Given data:
*-*-*
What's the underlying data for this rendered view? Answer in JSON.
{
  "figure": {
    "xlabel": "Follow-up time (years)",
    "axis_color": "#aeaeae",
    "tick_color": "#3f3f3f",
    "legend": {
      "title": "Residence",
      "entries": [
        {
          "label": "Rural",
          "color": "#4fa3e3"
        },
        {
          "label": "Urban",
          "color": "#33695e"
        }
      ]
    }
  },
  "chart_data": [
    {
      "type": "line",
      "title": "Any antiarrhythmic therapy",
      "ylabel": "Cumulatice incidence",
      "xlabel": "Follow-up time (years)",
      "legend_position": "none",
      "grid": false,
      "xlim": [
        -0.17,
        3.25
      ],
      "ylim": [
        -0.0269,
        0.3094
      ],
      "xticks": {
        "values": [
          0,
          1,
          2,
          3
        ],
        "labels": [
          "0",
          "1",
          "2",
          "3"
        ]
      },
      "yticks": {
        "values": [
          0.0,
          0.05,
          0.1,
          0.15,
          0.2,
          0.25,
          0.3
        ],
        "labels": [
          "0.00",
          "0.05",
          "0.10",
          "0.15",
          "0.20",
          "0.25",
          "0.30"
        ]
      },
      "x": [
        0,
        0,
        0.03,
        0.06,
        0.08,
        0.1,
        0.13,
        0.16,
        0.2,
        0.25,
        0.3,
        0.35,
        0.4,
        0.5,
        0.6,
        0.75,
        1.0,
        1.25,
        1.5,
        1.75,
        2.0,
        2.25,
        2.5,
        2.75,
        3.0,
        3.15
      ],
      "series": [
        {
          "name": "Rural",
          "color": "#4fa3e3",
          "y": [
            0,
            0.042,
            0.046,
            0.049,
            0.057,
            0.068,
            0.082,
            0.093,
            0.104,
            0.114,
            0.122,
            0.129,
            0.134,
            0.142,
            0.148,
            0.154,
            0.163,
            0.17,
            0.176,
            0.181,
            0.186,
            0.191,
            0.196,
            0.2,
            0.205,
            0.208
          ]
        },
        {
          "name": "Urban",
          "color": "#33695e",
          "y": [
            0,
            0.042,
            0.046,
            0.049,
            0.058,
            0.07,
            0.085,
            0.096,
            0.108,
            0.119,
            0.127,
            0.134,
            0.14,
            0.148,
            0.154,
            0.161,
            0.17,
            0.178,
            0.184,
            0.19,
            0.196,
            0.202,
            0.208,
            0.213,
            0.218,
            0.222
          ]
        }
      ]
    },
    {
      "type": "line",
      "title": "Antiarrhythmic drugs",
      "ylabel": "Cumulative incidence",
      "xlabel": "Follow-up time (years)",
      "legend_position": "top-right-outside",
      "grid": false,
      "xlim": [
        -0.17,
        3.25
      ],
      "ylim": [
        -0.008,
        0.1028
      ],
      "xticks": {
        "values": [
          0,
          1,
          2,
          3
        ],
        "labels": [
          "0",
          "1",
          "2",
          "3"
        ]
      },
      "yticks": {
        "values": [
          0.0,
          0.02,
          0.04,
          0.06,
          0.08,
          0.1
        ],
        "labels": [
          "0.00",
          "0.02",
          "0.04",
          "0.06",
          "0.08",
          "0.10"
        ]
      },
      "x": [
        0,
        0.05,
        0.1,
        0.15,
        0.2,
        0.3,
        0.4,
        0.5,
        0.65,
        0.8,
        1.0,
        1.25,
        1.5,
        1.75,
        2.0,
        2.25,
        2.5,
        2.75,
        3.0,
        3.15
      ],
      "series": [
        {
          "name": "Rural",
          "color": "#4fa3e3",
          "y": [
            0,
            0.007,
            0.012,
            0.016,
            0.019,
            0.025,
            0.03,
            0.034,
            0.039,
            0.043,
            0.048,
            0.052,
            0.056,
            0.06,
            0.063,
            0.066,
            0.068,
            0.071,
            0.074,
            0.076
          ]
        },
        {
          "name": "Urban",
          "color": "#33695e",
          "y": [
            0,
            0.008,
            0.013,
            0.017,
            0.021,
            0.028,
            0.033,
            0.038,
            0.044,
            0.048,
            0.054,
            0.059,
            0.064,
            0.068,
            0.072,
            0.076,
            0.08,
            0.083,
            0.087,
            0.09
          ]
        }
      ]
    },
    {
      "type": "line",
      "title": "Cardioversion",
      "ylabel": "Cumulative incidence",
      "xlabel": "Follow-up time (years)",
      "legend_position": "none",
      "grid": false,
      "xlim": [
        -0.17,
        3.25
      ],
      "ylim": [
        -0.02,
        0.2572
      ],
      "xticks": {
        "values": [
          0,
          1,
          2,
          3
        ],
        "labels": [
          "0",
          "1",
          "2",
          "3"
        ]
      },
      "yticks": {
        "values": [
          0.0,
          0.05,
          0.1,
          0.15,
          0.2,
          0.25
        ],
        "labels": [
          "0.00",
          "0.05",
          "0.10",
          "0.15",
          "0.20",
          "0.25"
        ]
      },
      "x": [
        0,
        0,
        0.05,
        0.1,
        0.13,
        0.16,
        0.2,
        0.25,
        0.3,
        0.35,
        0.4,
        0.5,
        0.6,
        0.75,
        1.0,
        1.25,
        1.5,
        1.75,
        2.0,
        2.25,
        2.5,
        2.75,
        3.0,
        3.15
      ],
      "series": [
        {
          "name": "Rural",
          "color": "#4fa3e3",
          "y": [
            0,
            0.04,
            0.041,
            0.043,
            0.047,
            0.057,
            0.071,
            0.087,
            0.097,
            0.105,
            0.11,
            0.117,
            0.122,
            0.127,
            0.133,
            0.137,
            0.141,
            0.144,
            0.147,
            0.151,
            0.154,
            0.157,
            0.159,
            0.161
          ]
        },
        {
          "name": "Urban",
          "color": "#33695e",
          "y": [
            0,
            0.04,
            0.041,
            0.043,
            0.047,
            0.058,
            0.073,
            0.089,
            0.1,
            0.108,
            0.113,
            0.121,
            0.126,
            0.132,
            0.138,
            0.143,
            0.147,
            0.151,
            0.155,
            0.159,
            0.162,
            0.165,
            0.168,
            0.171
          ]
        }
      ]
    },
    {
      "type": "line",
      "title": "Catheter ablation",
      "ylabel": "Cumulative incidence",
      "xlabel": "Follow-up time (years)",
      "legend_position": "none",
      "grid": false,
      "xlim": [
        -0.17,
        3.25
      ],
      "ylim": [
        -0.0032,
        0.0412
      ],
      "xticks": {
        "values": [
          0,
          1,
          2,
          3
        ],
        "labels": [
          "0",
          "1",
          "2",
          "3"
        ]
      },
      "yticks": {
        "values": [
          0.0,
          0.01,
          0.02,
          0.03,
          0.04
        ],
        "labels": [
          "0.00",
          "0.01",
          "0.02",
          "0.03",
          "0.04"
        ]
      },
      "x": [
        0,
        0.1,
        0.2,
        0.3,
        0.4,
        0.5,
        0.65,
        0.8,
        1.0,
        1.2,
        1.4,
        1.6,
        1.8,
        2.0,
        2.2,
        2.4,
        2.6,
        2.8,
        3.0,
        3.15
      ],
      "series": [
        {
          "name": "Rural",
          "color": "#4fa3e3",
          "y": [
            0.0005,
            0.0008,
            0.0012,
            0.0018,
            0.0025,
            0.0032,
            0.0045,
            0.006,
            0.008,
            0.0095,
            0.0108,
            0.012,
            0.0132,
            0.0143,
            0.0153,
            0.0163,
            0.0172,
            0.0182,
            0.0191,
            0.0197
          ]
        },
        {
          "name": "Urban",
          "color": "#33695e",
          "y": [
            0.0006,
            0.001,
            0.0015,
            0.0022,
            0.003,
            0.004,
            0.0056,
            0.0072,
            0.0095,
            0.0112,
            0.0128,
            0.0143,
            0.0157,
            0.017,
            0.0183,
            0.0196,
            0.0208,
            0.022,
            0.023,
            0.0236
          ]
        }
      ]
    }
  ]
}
*-*-*
The problem: Set down every line of the listing above again, exactly as given.

Task result:
What's the underlying data for this rendered view? Answer in JSON.
{
  "figure": {
    "xlabel": "Follow-up time (years)",
    "axis_color": "#aeaeae",
    "tick_color": "#3f3f3f",
    "legend": {
      "title": "Residence",
      "entries": [
        {
          "label": "Rural",
          "color": "#4fa3e3"
        },
        {
          "label": "Urban",
          "color": "#33695e"
        }
      ]
    }
  },
  "chart_data": [
    {
      "type": "line",
      "title": "Any antiarrhythmic therapy",
      "ylabel": "Cumulatice incidence",
      "xlabel": "Follow-up time (years)",
      "legend_position": "none",
      "grid": false,
      "xlim": [
        -0.17,
        3.25
      ],
      "ylim": [
        -0.0269,
        0.3094
      ],
      "xticks": {
        "values": [
          0,
          1,
          2,
          3
        ],
        "labels": [
          "0",
          "1",
          "2",
          "3"
        ]
      },
      "yticks": {
        "values": [
          0.0,
          0.05,
          0.1,
          0.15,
          0.2,
          0.25,
          0.3
        ],
        "labels": [
          "0.00",
          "0.05",
          "0.10",
          "0.15",
          "0.20",
          "0.25",
          "0.30"
        ]
      },
      "x": [
        0,
        0,
        0.03,
        0.06,
        0.08,
        0.1,
        0.13,
        0.16,
        0.2,
        0.25,
        0.3,
        0.35,
        0.4,
        0.5,
        0.6,
        0.75,
        1.0,
        1.25,
        1.5,
        1.75,
        2.0,
        2.25,
        2.5,
        2.75,
        3.0,
        3.15
      ],
      "series": [
        {
          "name": "Rural",
          "color": "#4fa3e3",
          "y": [
            0,
            0.042,
            0.046,
            0.049,
            0.057,
            0.068,
            0.082,
            0.093,
            0.104,
            0.114,
            0.122,
            0.129,
            0.134,
            0.142,
            0.148,
            0.154,
            0.163,
            0.17,
            0.176,
            0.181,
            0.186,
            0.191,
            0.196,
            0.2,
            0.205,
            0.208
          ]
        },
        {
          "name": "Urban",
          "color": "#33695e",
          "y": [
            0,
            0.042,
            0.046,
            0.049,
            0.058,
            0.07,
            0.085,
            0.096,
            0.108,
            0.119,
            0.127,
            0.134,
            0.14,
            0.148,
            0.154,
            0.161,
            0.17,
            0.178,
            0.184,
            0.19,
            0.196,
            0.202,
            0.208,
            0.213,
            0.218,
            0.222
          ]
        }
      ]
    },
    {
      "type": "line",
      "title": "Antiarrhythmic drugs",
      "ylabel": "Cumulative incidence",
      "xlabel": "Follow-up time (years)",
      "legend_position": "top-right-outside",
      "grid": false,
      "xlim": [
        -0.17,
        3.25
      ],
      "ylim": [
        -0.008,
        0.1028
      ],
      "xticks": {
        "values": [
          0,
          1,
          2,
          3
        ],
        "labels": [
          "0",
          "1",
          "2",
          "3"
        ]
      },
      "yticks": {
        "values": [
          0.0,
          0.02,
          0.04,
          0.06,
          0.08,
          0.1
        ],
        "labels": [
          "0.00",
          "0.02",
          "0.04",
          "0.06",
          "0.08",
          "0.10"
        ]
      },
      "x": [
        0,
        0.05,
        0.1,
        0.15,
        0.2,
        0.3,
        0.4,
        0.5,
        0.65,
        0.8,
        1.0,
        1.25,
        1.5,
        1.75,
        2.0,
        2.25,
        2.5,
        2.75,
        3.0,
        3.15
      ],
      "series": [
        {
          "name": "Rural",
          "color": "#4fa3e3",
          "y": [
            0,
            0.007,
            0.012,
            0.016,
            0.019,
            0.025,
            0.03,
            0.034,
            0.039,
            0.043,
            0.048,
            0.052,
            0.056,
            0.06,
            0.063,
            0.066,
            0.068,
            0.071,
            0.074,
            0.076
          ]
        },
        {
          "name": "Urban",
          "color": "#33695e",
          "y": [
            0,
            0.008,
            0.013,
            0.017,
            0.021,
            0.028,
            0.033,
            0.038,
            0.044,
            0.048,
            0.054,
            0.059,
            0.064,
            0.068,
            0.072,
            0.076,
            0.08,
            0.083,
            0.087,
            0.09
          ]
        }
      ]
    },
    {
      "type": "line",
      "title": "Cardioversion",
      "ylabel": "Cumulative incidence",
      "xlabel": "Follow-up time (years)",
      "legend_position": "none",
      "grid": false,
      "xlim": [
        -0.17,
        3.25
      ],
      "ylim": [
        -0.02,
        0.2572
      ],
      "xticks": {
        "values": [
          0,
          1,
          2,
          3
        ],
        "labels": [
          "0",
          "1",
          "2",
          "3"
        ]
      },
      "yticks": {
        "values": [
          0.0,
          0.05,
          0.1,
          0.15,
          0.2,
          0.25
        ],
        "labels": [
          "0.00",
          "0.05",
          "0.10",
          "0.15",
          "0.20",
          "0.25"
        ]
      },
      "x": [
        0,
        0,
        0.05,
        0.1,
        0.13,
        0.16,
        0.2,
        0.25,
        0.3,
        0.35,
        0.4,
        0.5,
        0.6,
        0.75,
        1.0,
        1.25,
        1.5,
        1.75,
        2.0,
        2.25,
        2.5,
        2.75,
        3.0,
        3.15
      ],
      "series": [
        {
          "name": "Rural",
          "color": "#4fa3e3",
          "y": [
            0,
            0.04,
            0.041,
            0.043,
            0.047,
            0.057,
            0.071,
            0.087,
            0.097,
            0.105,
            0.11,
            0.117,
            0.122,
            0.127,
            0.133,
            0.137,
            0.141,
            0.144,
            0.147,
            0.151,
            0.154,
            0.157,
            0.159,
            0.161
          ]
        },
        {
          "name": "Urban",
          "color": "#33695e",
          "y": [
            0,
            0.04,
            0.041,
            0.043,
            0.047,
            0.058,
            0.073,
            0.089,
            0.1,
            0.108,
            0.113,
            0.121,
            0.126,
            0.132,
            0.138,
            0.143,
            0.147,
            0.151,
            0.155,
            0.159,
            0.162,
            0.165,
            0.168,
            0.171
          ]
        }
      ]
    },
    {
      "type": "line",
      "title": "Catheter ablation",
      "ylabel": "Cumulative incidence",
      "xlabel": "Follow-up time (years)",
      "legend_position": "none",
      "grid": false,
      "xlim": [
        -0.17,
        3.25
      ],
      "ylim": [
        -0.0032,
        0.0412
      ],
      "xticks": {
        "values": [
          0,
          1,
          2,
          3
        ],
        "labels": [
          "0",
          "1",
          "2",
          "3"
        ]
      },
      "yticks": {
        "values": [
          0.0,
          0.01,
          0.02,
          0.03,
          0.04
        ],
        "labels": [
          "0.00",
          "0.01",
          "0.02",
          "0.03",
          "0.04"
        ]
      },
      "x": [
        0,
        0.1,
        0.2,
        0.3,
        0.4,
        0.5,
        0.65,
        0.8,
        1.0,
        1.2,
        1.4,
        1.6,
        1.8,
        2.0,
        2.2,
        2.4,
        2.6,
        2.8,
        3.0,
        3.15
      ],
      "series": [
        {
          "name": "Rural",
          "color": "#4fa3e3",
          "y": [
            0.0005,
            0.0008,
            0.0012,
            0.0018,
            0.0025,
            0.0032,
            0.0045,
            0.006,
            0.008,
            0.0095,
            0.0108,
            0.012,
            0.0132,
            0.0143,
            0.0153,
            0.0163,
            0.0172,
            0.0182,
            0.0191,
            0.0197
          ]
        },
        {
          "name": "Urban",
          "color": "#33695e",
          "y": [
            0.0006,
            0.001,
            0.0015,
            0.0022,
            0.003,
            0.004,
            0.0056,
            0.0072,
            0.0095,
            0.0112,
            0.0128,
            0.0143,
            0.0157,
            0.017,
            0.0183,
            0.0196,
            0.0208,
            0.022,
            0.023,
            0.0236
          ]
        }
      ]
    }
  ]
}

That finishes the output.